'''
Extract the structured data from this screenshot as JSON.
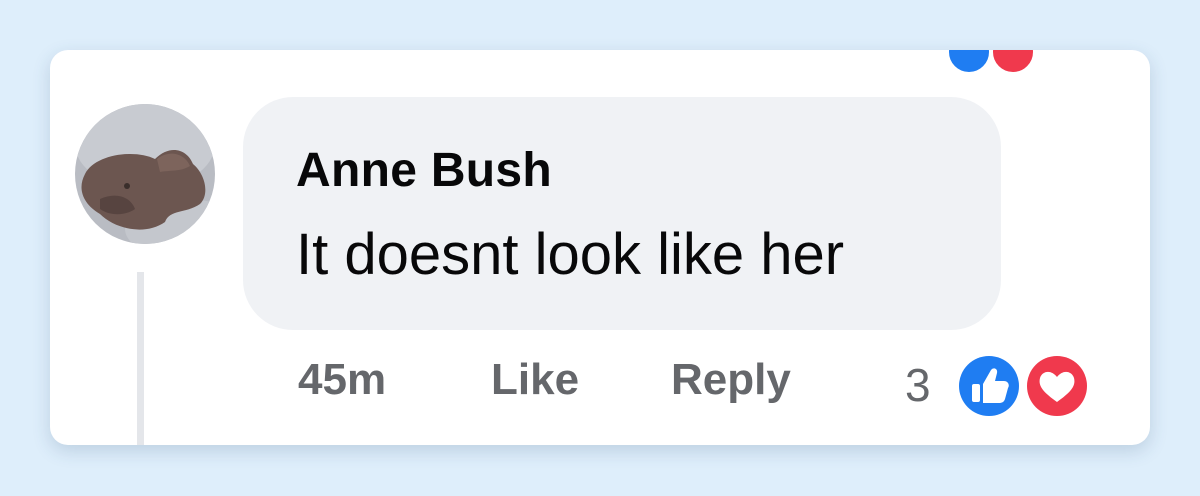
{
  "comment": {
    "author": "Anne Bush",
    "text": "It doesnt look like her",
    "time": "45m",
    "like_label": "Like",
    "reply_label": "Reply",
    "reaction_count": "3",
    "reactions": [
      "like-icon",
      "love-icon"
    ]
  },
  "colors": {
    "background": "#deeefb",
    "bubble": "#f0f2f5",
    "action_text": "#65676b",
    "like_blue": "#1f7df2",
    "love_red": "#f0394d"
  }
}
'''
# Directions for this task
Your task is to set down the records shown above exactly, minus any pictures.

# Task solution
Extract the structured data from this screenshot as JSON.
{
  "comment": {
    "author": "Anne Bush",
    "text": "It doesnt look like her",
    "time": "45m",
    "like_label": "Like",
    "reply_label": "Reply",
    "reaction_count": "3",
    "reactions": [
      "like-icon",
      "love-icon"
    ]
  },
  "colors": {
    "background": "#deeefb",
    "bubble": "#f0f2f5",
    "action_text": "#65676b",
    "like_blue": "#1f7df2",
    "love_red": "#f0394d"
  }
}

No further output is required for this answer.